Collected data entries
☆ ☆ ☆ ☆ ☆ ☆ ☆

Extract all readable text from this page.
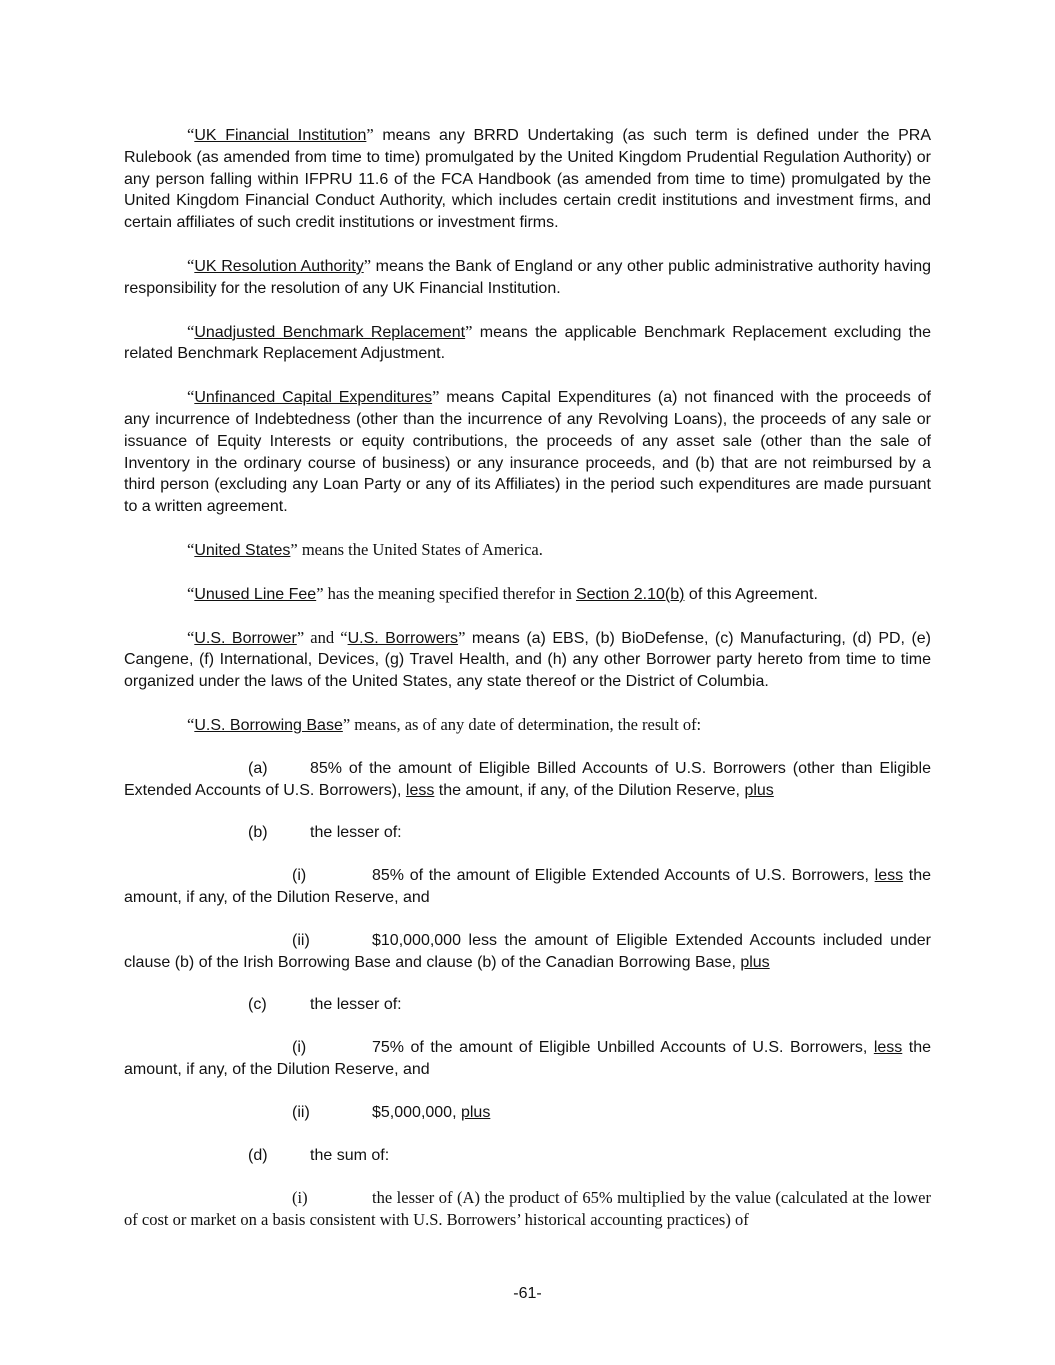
“UK Financial Institution” means any BRRD Undertaking (as such term is defined under the PRA Rulebook (as amended from time to time) promulgated by the United Kingdom Prudential Regulation Authority) or any person falling within IFPRU 11.6 of the FCA Handbook (as amended from time to time) promulgated by the United Kingdom Financial Conduct Authority, which includes certain credit institutions and investment firms, and certain affiliates of such credit institutions or investment firms.

“UK Resolution Authority” means the Bank of England or any other public administrative authority having responsibility for the resolution of any UK Financial Institution.

“Unadjusted Benchmark Replacement” means the applicable Benchmark Replacement excluding the related Benchmark Replacement Adjustment.

“Unfinanced Capital Expenditures” means Capital Expenditures (a) not financed with the proceeds of any incurrence of Indebtedness (other than the incurrence of any Revolving Loans), the proceeds of any sale or issuance of Equity Interests or equity contributions, the proceeds of any asset sale (other than the sale of Inventory in the ordinary course of business) or any insurance proceeds, and (b) that are not reimbursed by a third person (excluding any Loan Party or any of its Affiliates) in the period such expenditures are made pursuant to a written agreement.

“United States” means the United States of America.

“Unused Line Fee” has the meaning specified therefor in Section 2.10(b) of this Agreement.

“U.S. Borrower” and “U.S. Borrowers” means (a) EBS, (b) BioDefense, (c) Manufacturing, (d) PD, (e) Cangene, (f) International, Devices, (g) Travel Health, and (h) any other Borrower party hereto from time to time organized under the laws of the United States, any state thereof or the District of Columbia.

“U.S. Borrowing Base” means, as of any date of determination, the result of:

(a)	85% of the amount of Eligible Billed Accounts of U.S. Borrowers (other than Eligible Extended Accounts of U.S. Borrowers), less the amount, if any, of the Dilution Reserve, plus

(b)	the lesser of:

(i)	85% of the amount of Eligible Extended Accounts of U.S. Borrowers, less the amount, if any, of the Dilution Reserve, and

(ii)	$10,000,000 less the amount of Eligible Extended Accounts included under clause (b) of the Irish Borrowing Base and clause (b) of the Canadian Borrowing Base, plus

(c)	the lesser of:

(i)	75% of the amount of Eligible Unbilled Accounts of U.S. Borrowers, less the amount, if any, of the Dilution Reserve, and

(ii)	$5,000,000, plus

(d)	the sum of:

(i)	the lesser of (A) the product of 65% multiplied by the value (calculated at the lower of cost or market on a basis consistent with U.S. Borrowers’ historical accounting practices) of

-61-
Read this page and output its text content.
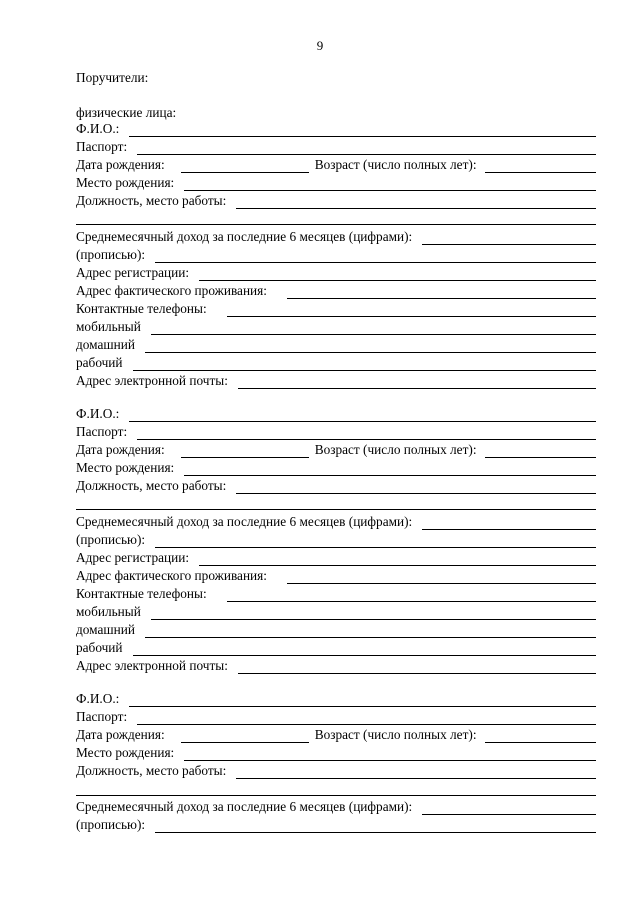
9
Поручители:
физические лица:
Ф.И.О.:
Паспорт:
Дата рождения:	Возраст (число полных лет):
Место рождения:
Должность, место работы:
Среднемесячный доход за последние 6 месяцев (цифрами):
(прописью):
Адрес регистрации:
Адрес фактического проживания:
Контактные телефоны:
мобильный
домашний
рабочий
Адрес электронной почты:
Ф.И.О.:
Паспорт:
Дата рождения:	Возраст (число полных лет):
Место рождения:
Должность, место работы:
Среднемесячный доход за последние 6 месяцев (цифрами):
(прописью):
Адрес регистрации:
Адрес фактического проживания:
Контактные телефоны:
мобильный
домашний
рабочий
Адрес электронной почты:
Ф.И.О.:
Паспорт:
Дата рождения:	Возраст (число полных лет):
Место рождения:
Должность, место работы:
Среднемесячный доход за последние 6 месяцев (цифрами):
(прописью):
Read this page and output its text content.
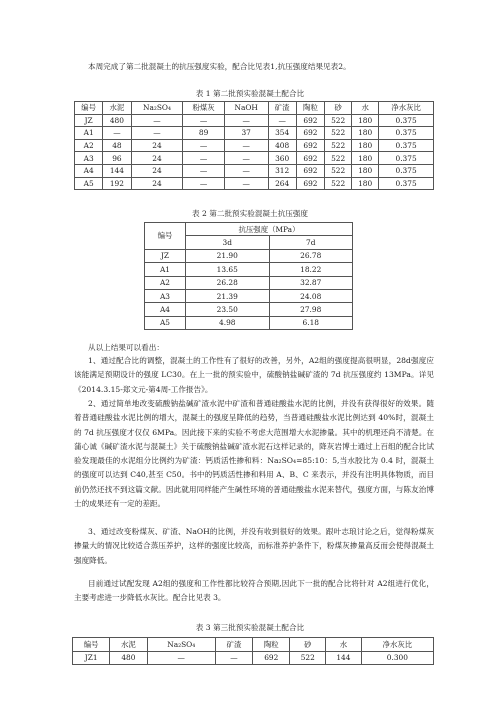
本周完成了第二批混凝土的抗压强度实验，配合比见表1,抗压强度结果见表2。

表 1 第二批预实验混凝土配合比
编号	水泥	Na₂SO₄	粉煤灰	NaOH	矿渣	陶粒	砂	水	净水灰比
JZ	480	—	—	—	—	692	522	180	0.375
A1	—	—	89	37	354	692	522	180	0.375
A2	48	24	—	—	408	692	522	180	0.375
A3	96	24	—	—	360	692	522	180	0.375
A4	144	24	—	—	312	692	522	180	0.375
A5	192	24	—	—	264	692	522	180	0.375
表 2 第二批预实验混凝土抗压强度
编号	抗压强度（MPa）	
	3d	7d
JZ	21.90	26.78
A1	13.65	18.22
A2	26.28	32.87
A3	21.39	24.08
A4	23.50	27.98
A5	4.98	6.18

从以上结果可以看出：

1、通过配合比的调整，混凝土的工作性有了很好的改善，另外，A2组的强度提高很明显，28d强度应该能满足预期设计的强度 LC30。在上一批的预实验中，硫酸钠盐碱矿渣的 7d 抗压强度约 13MPa。详见《2014.3.15-郑文元-第4周-工作报告》。

2、通过简单地改变硫酸钠盐碱矿渣水泥中矿渣和普通硅酸盐水泥的比例，并没有获得很好的效果。随着普通硅酸盐水泥比例的增大，混凝土的强度呈降低的趋势，当普通硅酸盐水泥比例达到 40%时，混凝土的 7d 抗压强度才仅仅 6MPa。因此接下来的实验不考虑大范围增大水泥掺量。其中的机理还尚不清楚。在蒲心诚《碱矿渣水泥与混凝土》关于硫酸钠盐碱矿渣水泥石这样记录的，降灰岩博士通过上百组的配合比试验发现最佳的水泥组分比例约为矿渣：钙质活性掺和料：Na₂SO₄=85:10：5,当水胶比为 0.4 时，混凝土的强度可以达到 C40,甚至 C50。书中的钙质活性掺和料用 A、B、C 来表示，并没有注明具体物质，而目前仍然还找不到这篇文献。因此就用同样能产生碱性环境的普通硅酸盐水泥来替代，强度方面，与陈友治博士的成果还有一定的差距。

3、通过改变粉煤灰、矿渣、NaOH的比例，并没有收到很好的效果。跟叶志琅讨论之后，觉得粉煤灰掺量大的情况比较适合蒸压养护，这样的强度比较高，而标准养护条件下，粉煤灰掺量高反而会使得混凝土强度降低。

目前通过试配发现 A2组的强度和工作性都比较符合预期,因此下一批的配合比将针对 A2组进行优化，主要考虑进一步降低水灰比。配合比见表 3。

表 3 第三批预实验混凝土配合比
编号	水泥	Na₂SO₄	矿渣	陶粒	砂	水	净水灰比
JZ1	480	—	—	692	522	144	0.300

☆ ☆ ☆ ☆ ☆ ☆ ☆

# DIRECTIONS
From the listing above, copy out each line where the word "this" appears.

# OUTPUT
Extract all readable text from this page.
“Unused Line Fee” has the meaning specified therefor in Section 2.10(b) of this Agreement.
Read this page and output its text content.
Read this page and output its text content.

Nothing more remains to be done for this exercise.